─── Entries supplied
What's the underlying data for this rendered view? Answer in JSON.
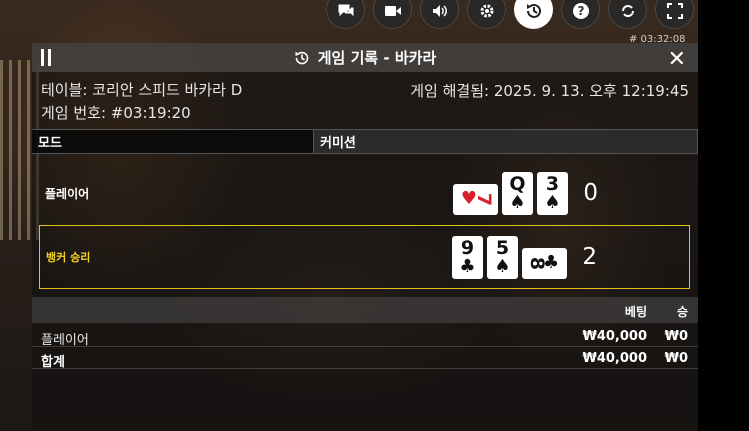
{
  "top_bar": {
    "icons": [
      "chat-icon",
      "video-icon",
      "volume-icon",
      "settings-icon",
      "history-icon",
      "help-icon",
      "switch-icon",
      "fullscreen-icon"
    ],
    "game_id": "# 03:32:08"
  },
  "panel": {
    "title": "게임 기록 - 바카라",
    "table_label": "테이블: 코리안 스피드 바카라 D",
    "game_number_label": "게임 번호: #03:19:20",
    "resolved_label": "게임 해결됨: 2025. 9. 13. 오후 12:19:45",
    "mode_label": "모드",
    "commission_label": "커미션"
  },
  "hands": {
    "player": {
      "label": "플레이어",
      "score": "0",
      "cards": [
        {
          "rank": "7",
          "suit": "♥",
          "color": "#d8222a",
          "sideways": true
        },
        {
          "rank": "Q",
          "suit": "♠",
          "color": "#111111",
          "sideways": false
        },
        {
          "rank": "3",
          "suit": "♠",
          "color": "#111111",
          "sideways": false
        }
      ]
    },
    "banker": {
      "label": "뱅커 승리",
      "score": "2",
      "cards": [
        {
          "rank": "9",
          "suit": "♣",
          "color": "#111111",
          "sideways": false
        },
        {
          "rank": "5",
          "suit": "♠",
          "color": "#111111",
          "sideways": false
        },
        {
          "rank": "8",
          "suit": "♣",
          "color": "#111111",
          "sideways": true
        }
      ]
    }
  },
  "bets": {
    "header_bet": "베팅",
    "header_win": "승",
    "rows": [
      {
        "label": "플레이어",
        "amount": "₩40,000",
        "win": "₩0"
      }
    ],
    "total": {
      "label": "합계",
      "amount": "₩40,000",
      "win": "₩0"
    }
  },
  "colors": {
    "banker_highlight": "#e2c11b",
    "banker_text": "#f3d21f",
    "red_suit": "#d8222a"
  }
}
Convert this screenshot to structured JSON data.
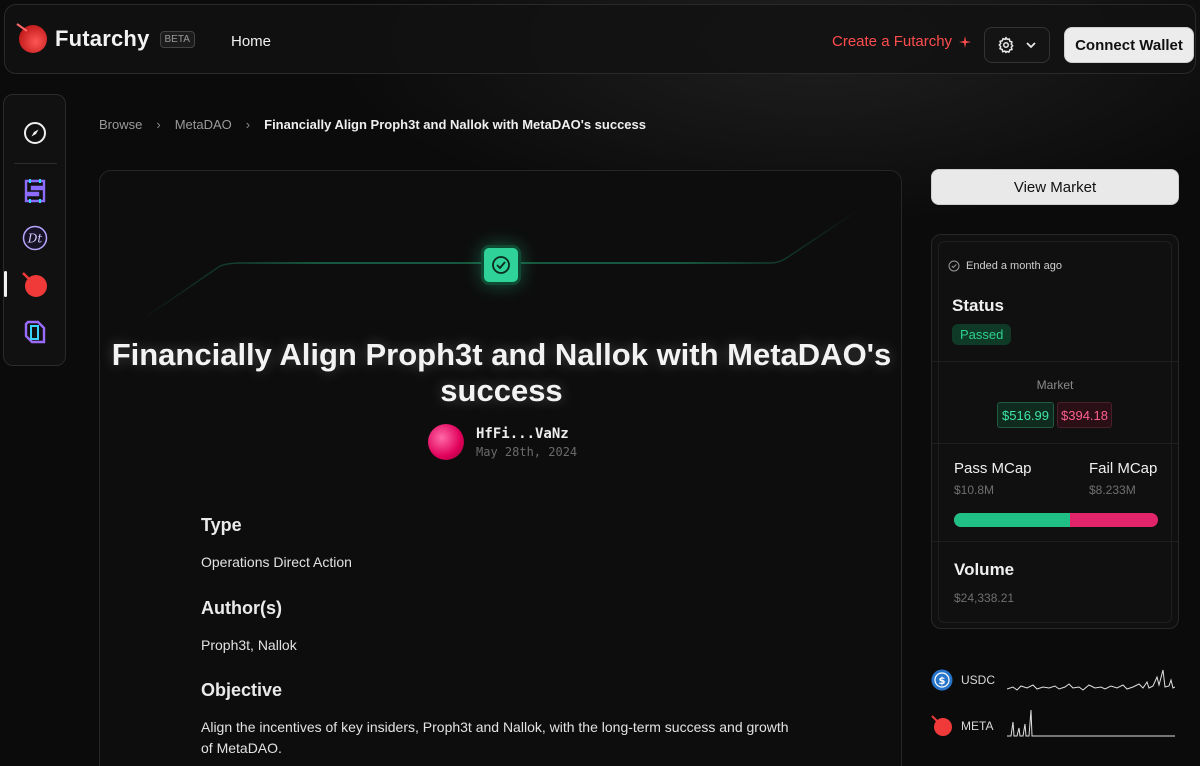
{
  "header": {
    "logo_text": "Futarchy",
    "beta": "BETA",
    "nav_home": "Home",
    "create_link": "Create a Futarchy",
    "connect_wallet": "Connect Wallet"
  },
  "sidebar": {
    "items": [
      {
        "name": "compass-icon"
      },
      {
        "name": "dao-s-icon"
      },
      {
        "name": "dl-icon"
      },
      {
        "name": "metadao-icon"
      },
      {
        "name": "cube-icon"
      }
    ]
  },
  "breadcrumb": {
    "items": [
      "Browse",
      "MetaDAO",
      "Financially Align Proph3t and Nallok with MetaDAO's success"
    ]
  },
  "proposal": {
    "title": "Financially Align Proph3t and Nallok with MetaDAO's success",
    "author": "HfFi...VaNz",
    "date": "May 28th, 2024",
    "sections": [
      {
        "heading": "Type",
        "body": "Operations Direct Action"
      },
      {
        "heading": "Author(s)",
        "body": "Proph3t, Nallok"
      },
      {
        "heading": "Objective",
        "body": "Align the incentives of key insiders, Proph3t and Nallok, with the long-term success and growth of MetaDAO."
      }
    ]
  },
  "market_panel": {
    "view_market": "View Market",
    "ended": "Ended a month ago",
    "status_label": "Status",
    "status_value": "Passed",
    "market_label": "Market",
    "pass_price": "$516.99",
    "fail_price": "$394.18",
    "pass_mcap_label": "Pass MCap",
    "pass_mcap_value": "$10.8M",
    "fail_mcap_label": "Fail MCap",
    "fail_mcap_value": "$8.233M",
    "pass_share": 0.567,
    "volume_label": "Volume",
    "volume_value": "$24,338.21"
  },
  "tokens": [
    {
      "symbol": "USDC"
    },
    {
      "symbol": "META"
    }
  ],
  "colors": {
    "accent_red": "#ff4d4d",
    "pass_green": "#1fbf86",
    "fail_pink": "#e2246a"
  }
}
──────
- Task details -
The data above needs to be retyped exactly, with the images left out.

- Answer in full -
What's the underlying data for this rendered view? Answer in JSON.
{
  "top_bar": {
    "icons": [
      "chat-icon",
      "video-icon",
      "volume-icon",
      "settings-icon",
      "history-icon",
      "help-icon",
      "switch-icon",
      "fullscreen-icon"
    ],
    "game_id": "# 03:32:08"
  },
  "panel": {
    "title": "게임 기록 - 바카라",
    "table_label": "테이블: 코리안 스피드 바카라 D",
    "game_number_label": "게임 번호: #03:19:20",
    "resolved_label": "게임 해결됨: 2025. 9. 13. 오후 12:19:45",
    "mode_label": "모드",
    "commission_label": "커미션"
  },
  "hands": {
    "player": {
      "label": "플레이어",
      "score": "0",
      "cards": [
        {
          "rank": "7",
          "suit": "♥",
          "color": "#d8222a",
          "sideways": true
        },
        {
          "rank": "Q",
          "suit": "♠",
          "color": "#111111",
          "sideways": false
        },
        {
          "rank": "3",
          "suit": "♠",
          "color": "#111111",
          "sideways": false
        }
      ]
    },
    "banker": {
      "label": "뱅커 승리",
      "score": "2",
      "cards": [
        {
          "rank": "9",
          "suit": "♣",
          "color": "#111111",
          "sideways": false
        },
        {
          "rank": "5",
          "suit": "♠",
          "color": "#111111",
          "sideways": false
        },
        {
          "rank": "8",
          "suit": "♣",
          "color": "#111111",
          "sideways": true
        }
      ]
    }
  },
  "bets": {
    "header_bet": "베팅",
    "header_win": "승",
    "rows": [
      {
        "label": "플레이어",
        "amount": "₩40,000",
        "win": "₩0"
      }
    ],
    "total": {
      "label": "합계",
      "amount": "₩40,000",
      "win": "₩0"
    }
  },
  "colors": {
    "banker_highlight": "#e2c11b",
    "banker_text": "#f3d21f",
    "red_suit": "#d8222a"
  }
}
Convert this screenshot to structured JSON data.
{
  "header": {
    "logo_text": "Futarchy",
    "beta": "BETA",
    "nav_home": "Home",
    "create_link": "Create a Futarchy",
    "connect_wallet": "Connect Wallet"
  },
  "sidebar": {
    "items": [
      {
        "name": "compass-icon"
      },
      {
        "name": "dao-s-icon"
      },
      {
        "name": "dl-icon"
      },
      {
        "name": "metadao-icon"
      },
      {
        "name": "cube-icon"
      }
    ]
  },
  "breadcrumb": {
    "items": [
      "Browse",
      "MetaDAO",
      "Financially Align Proph3t and Nallok with MetaDAO's success"
    ]
  },
  "proposal": {
    "title": "Financially Align Proph3t and Nallok with MetaDAO's success",
    "author": "HfFi...VaNz",
    "date": "May 28th, 2024",
    "sections": [
      {
        "heading": "Type",
        "body": "Operations Direct Action"
      },
      {
        "heading": "Author(s)",
        "body": "Proph3t, Nallok"
      },
      {
        "heading": "Objective",
        "body": "Align the incentives of key insiders, Proph3t and Nallok, with the long-term success and growth of MetaDAO."
      }
    ]
  },
  "market_panel": {
    "view_market": "View Market",
    "ended": "Ended a month ago",
    "status_label": "Status",
    "status_value": "Passed",
    "market_label": "Market",
    "pass_price": "$516.99",
    "fail_price": "$394.18",
    "pass_mcap_label": "Pass MCap",
    "pass_mcap_value": "$10.8M",
    "fail_mcap_label": "Fail MCap",
    "fail_mcap_value": "$8.233M",
    "pass_share": 0.567,
    "volume_label": "Volume",
    "volume_value": "$24,338.21"
  },
  "tokens": [
    {
      "symbol": "USDC"
    },
    {
      "symbol": "META"
    }
  ],
  "colors": {
    "accent_red": "#ff4d4d",
    "pass_green": "#1fbf86",
    "fail_pink": "#e2246a"
  }
}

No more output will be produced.